Material for the task.

= = = =

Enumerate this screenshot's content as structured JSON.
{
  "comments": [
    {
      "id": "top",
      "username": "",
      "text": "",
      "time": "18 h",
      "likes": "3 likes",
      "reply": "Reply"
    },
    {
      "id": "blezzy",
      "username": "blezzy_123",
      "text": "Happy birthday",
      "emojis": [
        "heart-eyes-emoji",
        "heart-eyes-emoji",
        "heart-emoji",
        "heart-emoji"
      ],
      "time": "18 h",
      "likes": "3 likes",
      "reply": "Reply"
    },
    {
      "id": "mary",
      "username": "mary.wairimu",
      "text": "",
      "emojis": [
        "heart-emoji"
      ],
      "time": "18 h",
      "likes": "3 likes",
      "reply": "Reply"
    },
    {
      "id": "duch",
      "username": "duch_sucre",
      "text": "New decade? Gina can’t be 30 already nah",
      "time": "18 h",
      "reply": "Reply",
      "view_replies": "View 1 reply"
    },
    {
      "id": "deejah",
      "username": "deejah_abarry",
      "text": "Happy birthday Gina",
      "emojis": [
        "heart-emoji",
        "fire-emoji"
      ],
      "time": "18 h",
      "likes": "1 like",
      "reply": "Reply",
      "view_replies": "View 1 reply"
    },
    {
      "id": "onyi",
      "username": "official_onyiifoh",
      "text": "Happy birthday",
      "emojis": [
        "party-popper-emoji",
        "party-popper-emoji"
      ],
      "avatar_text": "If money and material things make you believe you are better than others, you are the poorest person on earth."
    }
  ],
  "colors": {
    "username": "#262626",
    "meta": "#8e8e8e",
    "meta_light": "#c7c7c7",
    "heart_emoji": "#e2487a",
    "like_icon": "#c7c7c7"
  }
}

= = = =

What to do. Retype the data in full and match it exactly.

Result of the task.
Enumerate this screenshot's content as structured JSON.
{
  "comments": [
    {
      "id": "top",
      "username": "",
      "text": "",
      "time": "18 h",
      "likes": "3 likes",
      "reply": "Reply"
    },
    {
      "id": "blezzy",
      "username": "blezzy_123",
      "text": "Happy birthday",
      "emojis": [
        "heart-eyes-emoji",
        "heart-eyes-emoji",
        "heart-emoji",
        "heart-emoji"
      ],
      "time": "18 h",
      "likes": "3 likes",
      "reply": "Reply"
    },
    {
      "id": "mary",
      "username": "mary.wairimu",
      "text": "",
      "emojis": [
        "heart-emoji"
      ],
      "time": "18 h",
      "likes": "3 likes",
      "reply": "Reply"
    },
    {
      "id": "duch",
      "username": "duch_sucre",
      "text": "New decade? Gina can’t be 30 already nah",
      "time": "18 h",
      "reply": "Reply",
      "view_replies": "View 1 reply"
    },
    {
      "id": "deejah",
      "username": "deejah_abarry",
      "text": "Happy birthday Gina",
      "emojis": [
        "heart-emoji",
        "fire-emoji"
      ],
      "time": "18 h",
      "likes": "1 like",
      "reply": "Reply",
      "view_replies": "View 1 reply"
    },
    {
      "id": "onyi",
      "username": "official_onyiifoh",
      "text": "Happy birthday",
      "emojis": [
        "party-popper-emoji",
        "party-popper-emoji"
      ],
      "avatar_text": "If money and material things make you believe you are better than others, you are the poorest person on earth."
    }
  ],
  "colors": {
    "username": "#262626",
    "meta": "#8e8e8e",
    "meta_light": "#c7c7c7",
    "heart_emoji": "#e2487a",
    "like_icon": "#c7c7c7"
  }
}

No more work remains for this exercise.